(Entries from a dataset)

###

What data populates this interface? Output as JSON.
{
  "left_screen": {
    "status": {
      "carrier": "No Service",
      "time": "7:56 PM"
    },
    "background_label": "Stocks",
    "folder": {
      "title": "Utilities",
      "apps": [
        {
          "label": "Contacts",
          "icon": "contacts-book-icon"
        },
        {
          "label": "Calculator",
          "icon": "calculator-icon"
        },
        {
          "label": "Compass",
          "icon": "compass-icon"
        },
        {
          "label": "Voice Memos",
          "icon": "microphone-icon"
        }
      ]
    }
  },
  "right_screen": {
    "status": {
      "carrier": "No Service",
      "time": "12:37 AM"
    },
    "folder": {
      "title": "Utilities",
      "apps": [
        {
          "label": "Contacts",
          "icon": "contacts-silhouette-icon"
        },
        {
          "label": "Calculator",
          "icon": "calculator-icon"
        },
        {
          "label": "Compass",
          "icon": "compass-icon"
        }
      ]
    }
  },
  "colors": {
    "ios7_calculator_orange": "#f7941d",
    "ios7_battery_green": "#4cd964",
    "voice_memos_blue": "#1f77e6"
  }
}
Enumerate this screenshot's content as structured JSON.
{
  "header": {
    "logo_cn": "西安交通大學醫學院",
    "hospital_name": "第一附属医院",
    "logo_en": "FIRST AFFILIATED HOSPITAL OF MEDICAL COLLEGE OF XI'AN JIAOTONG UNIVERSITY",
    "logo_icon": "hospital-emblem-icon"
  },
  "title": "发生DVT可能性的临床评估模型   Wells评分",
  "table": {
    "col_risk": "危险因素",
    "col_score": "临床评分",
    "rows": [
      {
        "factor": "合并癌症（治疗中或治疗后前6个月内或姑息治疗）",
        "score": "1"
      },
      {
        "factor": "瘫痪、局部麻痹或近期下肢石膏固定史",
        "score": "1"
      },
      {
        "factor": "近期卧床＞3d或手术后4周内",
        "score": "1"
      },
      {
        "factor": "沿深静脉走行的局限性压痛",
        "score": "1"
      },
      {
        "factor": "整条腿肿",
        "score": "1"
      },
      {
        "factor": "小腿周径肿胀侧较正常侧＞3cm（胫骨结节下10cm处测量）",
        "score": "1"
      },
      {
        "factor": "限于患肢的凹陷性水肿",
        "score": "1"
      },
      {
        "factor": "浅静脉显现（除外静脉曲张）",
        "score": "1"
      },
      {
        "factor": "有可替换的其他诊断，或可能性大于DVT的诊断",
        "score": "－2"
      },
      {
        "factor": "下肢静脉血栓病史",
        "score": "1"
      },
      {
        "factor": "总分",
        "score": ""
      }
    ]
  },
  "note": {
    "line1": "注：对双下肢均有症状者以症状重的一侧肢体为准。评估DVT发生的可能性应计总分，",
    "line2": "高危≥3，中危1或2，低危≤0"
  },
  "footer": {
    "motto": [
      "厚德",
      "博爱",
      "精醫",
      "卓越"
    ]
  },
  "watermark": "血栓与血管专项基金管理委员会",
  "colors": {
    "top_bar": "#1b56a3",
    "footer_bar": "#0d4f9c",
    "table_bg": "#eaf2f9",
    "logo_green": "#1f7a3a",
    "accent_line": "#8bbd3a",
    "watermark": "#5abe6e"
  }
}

###

WRITTEN REQUEST: Write out every record shown above, word for word.

OUTPUT FOR THIS EXERCISE:
What data populates this interface? Output as JSON.
{
  "left_screen": {
    "status": {
      "carrier": "No Service",
      "time": "7:56 PM"
    },
    "background_label": "Stocks",
    "folder": {
      "title": "Utilities",
      "apps": [
        {
          "label": "Contacts",
          "icon": "contacts-book-icon"
        },
        {
          "label": "Calculator",
          "icon": "calculator-icon"
        },
        {
          "label": "Compass",
          "icon": "compass-icon"
        },
        {
          "label": "Voice Memos",
          "icon": "microphone-icon"
        }
      ]
    }
  },
  "right_screen": {
    "status": {
      "carrier": "No Service",
      "time": "12:37 AM"
    },
    "folder": {
      "title": "Utilities",
      "apps": [
        {
          "label": "Contacts",
          "icon": "contacts-silhouette-icon"
        },
        {
          "label": "Calculator",
          "icon": "calculator-icon"
        },
        {
          "label": "Compass",
          "icon": "compass-icon"
        }
      ]
    }
  },
  "colors": {
    "ios7_calculator_orange": "#f7941d",
    "ios7_battery_green": "#4cd964",
    "voice_memos_blue": "#1f77e6"
  }
}
Enumerate this screenshot's content as structured JSON.
{
  "header": {
    "logo_cn": "西安交通大學醫學院",
    "hospital_name": "第一附属医院",
    "logo_en": "FIRST AFFILIATED HOSPITAL OF MEDICAL COLLEGE OF XI'AN JIAOTONG UNIVERSITY",
    "logo_icon": "hospital-emblem-icon"
  },
  "title": "发生DVT可能性的临床评估模型   Wells评分",
  "table": {
    "col_risk": "危险因素",
    "col_score": "临床评分",
    "rows": [
      {
        "factor": "合并癌症（治疗中或治疗后前6个月内或姑息治疗）",
        "score": "1"
      },
      {
        "factor": "瘫痪、局部麻痹或近期下肢石膏固定史",
        "score": "1"
      },
      {
        "factor": "近期卧床＞3d或手术后4周内",
        "score": "1"
      },
      {
        "factor": "沿深静脉走行的局限性压痛",
        "score": "1"
      },
      {
        "factor": "整条腿肿",
        "score": "1"
      },
      {
        "factor": "小腿周径肿胀侧较正常侧＞3cm（胫骨结节下10cm处测量）",
        "score": "1"
      },
      {
        "factor": "限于患肢的凹陷性水肿",
        "score": "1"
      },
      {
        "factor": "浅静脉显现（除外静脉曲张）",
        "score": "1"
      },
      {
        "factor": "有可替换的其他诊断，或可能性大于DVT的诊断",
        "score": "－2"
      },
      {
        "factor": "下肢静脉血栓病史",
        "score": "1"
      },
      {
        "factor": "总分",
        "score": ""
      }
    ]
  },
  "note": {
    "line1": "注：对双下肢均有症状者以症状重的一侧肢体为准。评估DVT发生的可能性应计总分，",
    "line2": "高危≥3，中危1或2，低危≤0"
  },
  "footer": {
    "motto": [
      "厚德",
      "博爱",
      "精醫",
      "卓越"
    ]
  },
  "watermark": "血栓与血管专项基金管理委员会",
  "colors": {
    "top_bar": "#1b56a3",
    "footer_bar": "#0d4f9c",
    "table_bg": "#eaf2f9",
    "logo_green": "#1f7a3a",
    "accent_line": "#8bbd3a",
    "watermark": "#5abe6e"
  }
}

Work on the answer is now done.